**Problem requirements**
Write each line out again exactly as written.

**Supplied material**
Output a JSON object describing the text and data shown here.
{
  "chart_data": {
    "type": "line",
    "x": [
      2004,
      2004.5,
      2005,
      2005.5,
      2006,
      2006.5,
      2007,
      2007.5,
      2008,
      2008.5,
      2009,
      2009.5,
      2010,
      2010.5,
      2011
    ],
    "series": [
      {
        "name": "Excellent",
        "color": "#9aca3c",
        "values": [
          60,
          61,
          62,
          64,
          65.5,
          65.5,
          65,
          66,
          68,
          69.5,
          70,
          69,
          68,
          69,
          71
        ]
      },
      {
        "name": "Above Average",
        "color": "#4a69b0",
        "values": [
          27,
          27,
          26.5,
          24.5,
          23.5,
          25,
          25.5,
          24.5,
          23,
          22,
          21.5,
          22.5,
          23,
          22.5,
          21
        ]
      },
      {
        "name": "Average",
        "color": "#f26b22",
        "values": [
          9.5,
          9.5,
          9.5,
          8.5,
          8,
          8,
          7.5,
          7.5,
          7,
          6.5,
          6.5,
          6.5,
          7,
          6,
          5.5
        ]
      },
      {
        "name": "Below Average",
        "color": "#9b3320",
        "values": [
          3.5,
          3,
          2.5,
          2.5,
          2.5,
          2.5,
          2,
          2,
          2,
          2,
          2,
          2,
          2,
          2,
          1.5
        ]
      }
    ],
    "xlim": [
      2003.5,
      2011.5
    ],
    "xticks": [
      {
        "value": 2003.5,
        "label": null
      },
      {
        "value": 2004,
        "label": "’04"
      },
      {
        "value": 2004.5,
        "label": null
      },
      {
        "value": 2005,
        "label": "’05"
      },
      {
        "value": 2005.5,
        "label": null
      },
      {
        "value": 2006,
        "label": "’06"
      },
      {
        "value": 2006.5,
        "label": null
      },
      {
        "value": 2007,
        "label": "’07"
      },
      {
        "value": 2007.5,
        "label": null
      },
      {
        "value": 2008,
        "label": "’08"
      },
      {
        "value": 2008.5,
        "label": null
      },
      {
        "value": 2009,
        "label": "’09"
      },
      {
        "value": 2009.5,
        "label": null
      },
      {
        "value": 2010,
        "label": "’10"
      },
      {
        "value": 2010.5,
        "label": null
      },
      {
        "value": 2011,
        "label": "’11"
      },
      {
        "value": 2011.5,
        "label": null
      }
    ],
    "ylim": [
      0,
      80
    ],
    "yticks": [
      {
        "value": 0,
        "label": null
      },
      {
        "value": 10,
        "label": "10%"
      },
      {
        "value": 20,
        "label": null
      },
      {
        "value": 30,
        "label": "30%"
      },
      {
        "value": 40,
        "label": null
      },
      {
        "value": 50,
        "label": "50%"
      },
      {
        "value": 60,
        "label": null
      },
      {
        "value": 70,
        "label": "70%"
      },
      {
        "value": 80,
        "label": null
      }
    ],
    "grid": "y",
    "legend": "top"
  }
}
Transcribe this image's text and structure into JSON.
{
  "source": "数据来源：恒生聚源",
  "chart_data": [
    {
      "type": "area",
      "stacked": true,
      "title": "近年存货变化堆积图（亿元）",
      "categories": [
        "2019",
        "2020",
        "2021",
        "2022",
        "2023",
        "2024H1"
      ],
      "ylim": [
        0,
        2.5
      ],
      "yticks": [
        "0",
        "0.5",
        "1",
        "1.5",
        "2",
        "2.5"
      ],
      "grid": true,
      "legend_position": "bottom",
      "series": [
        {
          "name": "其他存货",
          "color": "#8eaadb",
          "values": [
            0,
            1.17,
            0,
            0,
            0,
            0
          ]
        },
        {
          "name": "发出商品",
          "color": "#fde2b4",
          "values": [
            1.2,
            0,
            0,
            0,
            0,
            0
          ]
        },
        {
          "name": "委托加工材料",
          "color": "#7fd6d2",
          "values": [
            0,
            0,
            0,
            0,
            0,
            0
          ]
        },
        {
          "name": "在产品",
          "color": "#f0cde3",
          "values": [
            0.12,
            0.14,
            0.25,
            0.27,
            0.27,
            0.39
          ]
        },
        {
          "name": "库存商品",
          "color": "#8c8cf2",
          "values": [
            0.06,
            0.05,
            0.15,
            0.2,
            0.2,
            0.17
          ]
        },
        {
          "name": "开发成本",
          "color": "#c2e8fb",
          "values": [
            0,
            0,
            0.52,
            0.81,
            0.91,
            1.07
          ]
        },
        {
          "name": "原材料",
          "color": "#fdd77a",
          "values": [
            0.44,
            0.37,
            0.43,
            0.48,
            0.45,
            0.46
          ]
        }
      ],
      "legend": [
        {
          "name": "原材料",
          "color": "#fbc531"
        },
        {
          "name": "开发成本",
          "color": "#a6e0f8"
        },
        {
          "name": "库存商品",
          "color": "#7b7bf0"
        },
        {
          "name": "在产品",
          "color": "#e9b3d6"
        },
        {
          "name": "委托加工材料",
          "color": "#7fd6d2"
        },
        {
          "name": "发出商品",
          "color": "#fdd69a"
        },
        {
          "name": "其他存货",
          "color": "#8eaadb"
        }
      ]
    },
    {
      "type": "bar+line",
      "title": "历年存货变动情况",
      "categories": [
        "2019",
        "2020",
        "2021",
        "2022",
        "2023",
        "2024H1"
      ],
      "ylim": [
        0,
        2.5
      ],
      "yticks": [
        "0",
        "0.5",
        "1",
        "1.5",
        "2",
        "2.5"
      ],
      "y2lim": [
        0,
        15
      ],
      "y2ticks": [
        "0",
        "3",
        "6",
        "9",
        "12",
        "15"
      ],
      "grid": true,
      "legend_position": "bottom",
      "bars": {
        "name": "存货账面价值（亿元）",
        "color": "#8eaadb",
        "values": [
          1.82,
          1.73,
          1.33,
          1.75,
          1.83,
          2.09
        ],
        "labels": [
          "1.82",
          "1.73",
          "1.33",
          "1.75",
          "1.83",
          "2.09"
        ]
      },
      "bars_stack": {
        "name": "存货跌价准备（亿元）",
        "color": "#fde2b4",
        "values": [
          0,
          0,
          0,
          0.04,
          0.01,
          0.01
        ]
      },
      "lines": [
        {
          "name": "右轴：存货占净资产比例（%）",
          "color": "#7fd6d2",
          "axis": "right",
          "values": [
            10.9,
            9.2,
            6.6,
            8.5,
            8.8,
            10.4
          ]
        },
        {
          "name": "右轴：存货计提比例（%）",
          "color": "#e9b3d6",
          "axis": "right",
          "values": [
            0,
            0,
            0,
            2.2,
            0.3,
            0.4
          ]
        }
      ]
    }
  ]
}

**In response**
Output a JSON object describing the text and data shown here.
{
  "chart_data": {
    "type": "line",
    "x": [
      2004,
      2004.5,
      2005,
      2005.5,
      2006,
      2006.5,
      2007,
      2007.5,
      2008,
      2008.5,
      2009,
      2009.5,
      2010,
      2010.5,
      2011
    ],
    "series": [
      {
        "name": "Excellent",
        "color": "#9aca3c",
        "values": [
          60,
          61,
          62,
          64,
          65.5,
          65.5,
          65,
          66,
          68,
          69.5,
          70,
          69,
          68,
          69,
          71
        ]
      },
      {
        "name": "Above Average",
        "color": "#4a69b0",
        "values": [
          27,
          27,
          26.5,
          24.5,
          23.5,
          25,
          25.5,
          24.5,
          23,
          22,
          21.5,
          22.5,
          23,
          22.5,
          21
        ]
      },
      {
        "name": "Average",
        "color": "#f26b22",
        "values": [
          9.5,
          9.5,
          9.5,
          8.5,
          8,
          8,
          7.5,
          7.5,
          7,
          6.5,
          6.5,
          6.5,
          7,
          6,
          5.5
        ]
      },
      {
        "name": "Below Average",
        "color": "#9b3320",
        "values": [
          3.5,
          3,
          2.5,
          2.5,
          2.5,
          2.5,
          2,
          2,
          2,
          2,
          2,
          2,
          2,
          2,
          1.5
        ]
      }
    ],
    "xlim": [
      2003.5,
      2011.5
    ],
    "xticks": [
      {
        "value": 2003.5,
        "label": null
      },
      {
        "value": 2004,
        "label": "’04"
      },
      {
        "value": 2004.5,
        "label": null
      },
      {
        "value": 2005,
        "label": "’05"
      },
      {
        "value": 2005.5,
        "label": null
      },
      {
        "value": 2006,
        "label": "’06"
      },
      {
        "value": 2006.5,
        "label": null
      },
      {
        "value": 2007,
        "label": "’07"
      },
      {
        "value": 2007.5,
        "label": null
      },
      {
        "value": 2008,
        "label": "’08"
      },
      {
        "value": 2008.5,
        "label": null
      },
      {
        "value": 2009,
        "label": "’09"
      },
      {
        "value": 2009.5,
        "label": null
      },
      {
        "value": 2010,
        "label": "’10"
      },
      {
        "value": 2010.5,
        "label": null
      },
      {
        "value": 2011,
        "label": "’11"
      },
      {
        "value": 2011.5,
        "label": null
      }
    ],
    "ylim": [
      0,
      80
    ],
    "yticks": [
      {
        "value": 0,
        "label": null
      },
      {
        "value": 10,
        "label": "10%"
      },
      {
        "value": 20,
        "label": null
      },
      {
        "value": 30,
        "label": "30%"
      },
      {
        "value": 40,
        "label": null
      },
      {
        "value": 50,
        "label": "50%"
      },
      {
        "value": 60,
        "label": null
      },
      {
        "value": 70,
        "label": "70%"
      },
      {
        "value": 80,
        "label": null
      }
    ],
    "grid": "y",
    "legend": "top"
  }
}
Transcribe this image's text and structure into JSON.
{
  "source": "数据来源：恒生聚源",
  "chart_data": [
    {
      "type": "area",
      "stacked": true,
      "title": "近年存货变化堆积图（亿元）",
      "categories": [
        "2019",
        "2020",
        "2021",
        "2022",
        "2023",
        "2024H1"
      ],
      "ylim": [
        0,
        2.5
      ],
      "yticks": [
        "0",
        "0.5",
        "1",
        "1.5",
        "2",
        "2.5"
      ],
      "grid": true,
      "legend_position": "bottom",
      "series": [
        {
          "name": "其他存货",
          "color": "#8eaadb",
          "values": [
            0,
            1.17,
            0,
            0,
            0,
            0
          ]
        },
        {
          "name": "发出商品",
          "color": "#fde2b4",
          "values": [
            1.2,
            0,
            0,
            0,
            0,
            0
          ]
        },
        {
          "name": "委托加工材料",
          "color": "#7fd6d2",
          "values": [
            0,
            0,
            0,
            0,
            0,
            0
          ]
        },
        {
          "name": "在产品",
          "color": "#f0cde3",
          "values": [
            0.12,
            0.14,
            0.25,
            0.27,
            0.27,
            0.39
          ]
        },
        {
          "name": "库存商品",
          "color": "#8c8cf2",
          "values": [
            0.06,
            0.05,
            0.15,
            0.2,
            0.2,
            0.17
          ]
        },
        {
          "name": "开发成本",
          "color": "#c2e8fb",
          "values": [
            0,
            0,
            0.52,
            0.81,
            0.91,
            1.07
          ]
        },
        {
          "name": "原材料",
          "color": "#fdd77a",
          "values": [
            0.44,
            0.37,
            0.43,
            0.48,
            0.45,
            0.46
          ]
        }
      ],
      "legend": [
        {
          "name": "原材料",
          "color": "#fbc531"
        },
        {
          "name": "开发成本",
          "color": "#a6e0f8"
        },
        {
          "name": "库存商品",
          "color": "#7b7bf0"
        },
        {
          "name": "在产品",
          "color": "#e9b3d6"
        },
        {
          "name": "委托加工材料",
          "color": "#7fd6d2"
        },
        {
          "name": "发出商品",
          "color": "#fdd69a"
        },
        {
          "name": "其他存货",
          "color": "#8eaadb"
        }
      ]
    },
    {
      "type": "bar+line",
      "title": "历年存货变动情况",
      "categories": [
        "2019",
        "2020",
        "2021",
        "2022",
        "2023",
        "2024H1"
      ],
      "ylim": [
        0,
        2.5
      ],
      "yticks": [
        "0",
        "0.5",
        "1",
        "1.5",
        "2",
        "2.5"
      ],
      "y2lim": [
        0,
        15
      ],
      "y2ticks": [
        "0",
        "3",
        "6",
        "9",
        "12",
        "15"
      ],
      "grid": true,
      "legend_position": "bottom",
      "bars": {
        "name": "存货账面价值（亿元）",
        "color": "#8eaadb",
        "values": [
          1.82,
          1.73,
          1.33,
          1.75,
          1.83,
          2.09
        ],
        "labels": [
          "1.82",
          "1.73",
          "1.33",
          "1.75",
          "1.83",
          "2.09"
        ]
      },
      "bars_stack": {
        "name": "存货跌价准备（亿元）",
        "color": "#fde2b4",
        "values": [
          0,
          0,
          0,
          0.04,
          0.01,
          0.01
        ]
      },
      "lines": [
        {
          "name": "右轴：存货占净资产比例（%）",
          "color": "#7fd6d2",
          "axis": "right",
          "values": [
            10.9,
            9.2,
            6.6,
            8.5,
            8.8,
            10.4
          ]
        },
        {
          "name": "右轴：存货计提比例（%）",
          "color": "#e9b3d6",
          "axis": "right",
          "values": [
            0,
            0,
            0,
            2.2,
            0.3,
            0.4
          ]
        }
      ]
    }
  ]
}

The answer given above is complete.